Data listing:
========
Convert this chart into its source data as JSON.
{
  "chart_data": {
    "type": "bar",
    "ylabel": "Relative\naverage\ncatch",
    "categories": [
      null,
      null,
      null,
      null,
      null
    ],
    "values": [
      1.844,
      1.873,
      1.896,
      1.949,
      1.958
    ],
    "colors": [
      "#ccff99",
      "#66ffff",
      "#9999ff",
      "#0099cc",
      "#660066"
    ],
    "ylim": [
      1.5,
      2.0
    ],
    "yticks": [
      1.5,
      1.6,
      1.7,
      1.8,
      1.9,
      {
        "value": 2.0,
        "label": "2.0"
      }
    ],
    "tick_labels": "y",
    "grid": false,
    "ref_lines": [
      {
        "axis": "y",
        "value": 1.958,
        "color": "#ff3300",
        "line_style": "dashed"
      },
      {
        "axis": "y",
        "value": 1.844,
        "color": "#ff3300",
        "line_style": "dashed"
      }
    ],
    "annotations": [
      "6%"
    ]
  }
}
========
** Task brief **
Output the entries verbatim.

** Problem solution **
Convert this chart into its source data as JSON.
{
  "chart_data": {
    "type": "bar",
    "ylabel": "Relative\naverage\ncatch",
    "categories": [
      null,
      null,
      null,
      null,
      null
    ],
    "values": [
      1.844,
      1.873,
      1.896,
      1.949,
      1.958
    ],
    "colors": [
      "#ccff99",
      "#66ffff",
      "#9999ff",
      "#0099cc",
      "#660066"
    ],
    "ylim": [
      1.5,
      2.0
    ],
    "yticks": [
      1.5,
      1.6,
      1.7,
      1.8,
      1.9,
      {
        "value": 2.0,
        "label": "2.0"
      }
    ],
    "tick_labels": "y",
    "grid": false,
    "ref_lines": [
      {
        "axis": "y",
        "value": 1.958,
        "color": "#ff3300",
        "line_style": "dashed"
      },
      {
        "axis": "y",
        "value": 1.844,
        "color": "#ff3300",
        "line_style": "dashed"
      }
    ],
    "annotations": [
      "6%"
    ]
  }
}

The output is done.